# Stored data entries
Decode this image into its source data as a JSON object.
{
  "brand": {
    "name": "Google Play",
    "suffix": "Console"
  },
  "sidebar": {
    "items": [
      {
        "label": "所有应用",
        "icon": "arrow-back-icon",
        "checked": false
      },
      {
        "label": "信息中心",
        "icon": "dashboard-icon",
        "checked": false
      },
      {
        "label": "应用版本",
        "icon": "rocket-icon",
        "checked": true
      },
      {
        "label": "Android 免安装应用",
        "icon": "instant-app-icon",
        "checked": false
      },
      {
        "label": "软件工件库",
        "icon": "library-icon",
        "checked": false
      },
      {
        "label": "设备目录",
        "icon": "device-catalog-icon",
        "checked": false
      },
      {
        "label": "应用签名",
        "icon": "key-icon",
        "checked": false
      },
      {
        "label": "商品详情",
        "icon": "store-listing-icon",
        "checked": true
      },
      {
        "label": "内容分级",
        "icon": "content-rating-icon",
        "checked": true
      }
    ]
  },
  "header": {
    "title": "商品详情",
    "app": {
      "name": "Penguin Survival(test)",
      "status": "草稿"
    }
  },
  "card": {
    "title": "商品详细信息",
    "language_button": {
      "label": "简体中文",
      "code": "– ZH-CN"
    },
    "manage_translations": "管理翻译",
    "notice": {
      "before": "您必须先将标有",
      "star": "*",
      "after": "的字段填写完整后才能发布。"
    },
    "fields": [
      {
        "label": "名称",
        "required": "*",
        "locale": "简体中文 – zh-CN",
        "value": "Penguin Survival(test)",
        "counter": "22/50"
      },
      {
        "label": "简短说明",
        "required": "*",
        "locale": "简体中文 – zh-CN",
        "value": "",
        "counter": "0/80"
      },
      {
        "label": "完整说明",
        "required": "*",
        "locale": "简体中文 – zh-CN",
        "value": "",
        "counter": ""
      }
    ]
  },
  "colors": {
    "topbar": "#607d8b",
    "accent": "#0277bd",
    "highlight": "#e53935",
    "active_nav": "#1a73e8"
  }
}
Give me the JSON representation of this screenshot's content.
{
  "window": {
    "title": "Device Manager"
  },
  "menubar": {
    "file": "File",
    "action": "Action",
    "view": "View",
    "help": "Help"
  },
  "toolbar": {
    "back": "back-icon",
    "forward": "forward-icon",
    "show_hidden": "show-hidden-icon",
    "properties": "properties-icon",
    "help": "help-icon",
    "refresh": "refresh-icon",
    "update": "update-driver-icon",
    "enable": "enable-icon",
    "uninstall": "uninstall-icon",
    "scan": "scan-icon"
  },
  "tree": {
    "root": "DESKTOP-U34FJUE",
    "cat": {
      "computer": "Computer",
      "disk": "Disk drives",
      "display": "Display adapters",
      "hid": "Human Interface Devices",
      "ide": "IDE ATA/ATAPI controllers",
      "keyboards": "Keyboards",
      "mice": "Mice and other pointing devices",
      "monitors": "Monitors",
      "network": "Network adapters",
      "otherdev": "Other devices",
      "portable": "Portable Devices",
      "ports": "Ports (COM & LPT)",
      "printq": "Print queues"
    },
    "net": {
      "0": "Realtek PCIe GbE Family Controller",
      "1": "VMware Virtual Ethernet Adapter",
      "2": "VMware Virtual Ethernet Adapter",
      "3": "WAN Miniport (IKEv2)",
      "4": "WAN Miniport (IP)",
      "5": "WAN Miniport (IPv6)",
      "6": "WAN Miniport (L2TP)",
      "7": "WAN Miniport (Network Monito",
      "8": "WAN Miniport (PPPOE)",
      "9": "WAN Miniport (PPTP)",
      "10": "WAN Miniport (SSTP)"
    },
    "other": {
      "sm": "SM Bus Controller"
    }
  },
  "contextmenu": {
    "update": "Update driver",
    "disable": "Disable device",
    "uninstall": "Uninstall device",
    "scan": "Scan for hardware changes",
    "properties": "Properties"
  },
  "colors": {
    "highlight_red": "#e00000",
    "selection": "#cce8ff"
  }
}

# Exercise brief
The records above need to be transcribed in full. Keep every character unchanged.

# Solution below
Decode this image into its source data as a JSON object.
{
  "brand": {
    "name": "Google Play",
    "suffix": "Console"
  },
  "sidebar": {
    "items": [
      {
        "label": "所有应用",
        "icon": "arrow-back-icon",
        "checked": false
      },
      {
        "label": "信息中心",
        "icon": "dashboard-icon",
        "checked": false
      },
      {
        "label": "应用版本",
        "icon": "rocket-icon",
        "checked": true
      },
      {
        "label": "Android 免安装应用",
        "icon": "instant-app-icon",
        "checked": false
      },
      {
        "label": "软件工件库",
        "icon": "library-icon",
        "checked": false
      },
      {
        "label": "设备目录",
        "icon": "device-catalog-icon",
        "checked": false
      },
      {
        "label": "应用签名",
        "icon": "key-icon",
        "checked": false
      },
      {
        "label": "商品详情",
        "icon": "store-listing-icon",
        "checked": true
      },
      {
        "label": "内容分级",
        "icon": "content-rating-icon",
        "checked": true
      }
    ]
  },
  "header": {
    "title": "商品详情",
    "app": {
      "name": "Penguin Survival(test)",
      "status": "草稿"
    }
  },
  "card": {
    "title": "商品详细信息",
    "language_button": {
      "label": "简体中文",
      "code": "– ZH-CN"
    },
    "manage_translations": "管理翻译",
    "notice": {
      "before": "您必须先将标有",
      "star": "*",
      "after": "的字段填写完整后才能发布。"
    },
    "fields": [
      {
        "label": "名称",
        "required": "*",
        "locale": "简体中文 – zh-CN",
        "value": "Penguin Survival(test)",
        "counter": "22/50"
      },
      {
        "label": "简短说明",
        "required": "*",
        "locale": "简体中文 – zh-CN",
        "value": "",
        "counter": "0/80"
      },
      {
        "label": "完整说明",
        "required": "*",
        "locale": "简体中文 – zh-CN",
        "value": "",
        "counter": ""
      }
    ]
  },
  "colors": {
    "topbar": "#607d8b",
    "accent": "#0277bd",
    "highlight": "#e53935",
    "active_nav": "#1a73e8"
  }
}
Give me the JSON representation of this screenshot's content.
{
  "window": {
    "title": "Device Manager"
  },
  "menubar": {
    "file": "File",
    "action": "Action",
    "view": "View",
    "help": "Help"
  },
  "toolbar": {
    "back": "back-icon",
    "forward": "forward-icon",
    "show_hidden": "show-hidden-icon",
    "properties": "properties-icon",
    "help": "help-icon",
    "refresh": "refresh-icon",
    "update": "update-driver-icon",
    "enable": "enable-icon",
    "uninstall": "uninstall-icon",
    "scan": "scan-icon"
  },
  "tree": {
    "root": "DESKTOP-U34FJUE",
    "cat": {
      "computer": "Computer",
      "disk": "Disk drives",
      "display": "Display adapters",
      "hid": "Human Interface Devices",
      "ide": "IDE ATA/ATAPI controllers",
      "keyboards": "Keyboards",
      "mice": "Mice and other pointing devices",
      "monitors": "Monitors",
      "network": "Network adapters",
      "otherdev": "Other devices",
      "portable": "Portable Devices",
      "ports": "Ports (COM & LPT)",
      "printq": "Print queues"
    },
    "net": {
      "0": "Realtek PCIe GbE Family Controller",
      "1": "VMware Virtual Ethernet Adapter",
      "2": "VMware Virtual Ethernet Adapter",
      "3": "WAN Miniport (IKEv2)",
      "4": "WAN Miniport (IP)",
      "5": "WAN Miniport (IPv6)",
      "6": "WAN Miniport (L2TP)",
      "7": "WAN Miniport (Network Monito",
      "8": "WAN Miniport (PPPOE)",
      "9": "WAN Miniport (PPTP)",
      "10": "WAN Miniport (SSTP)"
    },
    "other": {
      "sm": "SM Bus Controller"
    }
  },
  "contextmenu": {
    "update": "Update driver",
    "disable": "Disable device",
    "uninstall": "Uninstall device",
    "scan": "Scan for hardware changes",
    "properties": "Properties"
  },
  "colors": {
    "highlight_red": "#e00000",
    "selection": "#cce8ff"
  }
}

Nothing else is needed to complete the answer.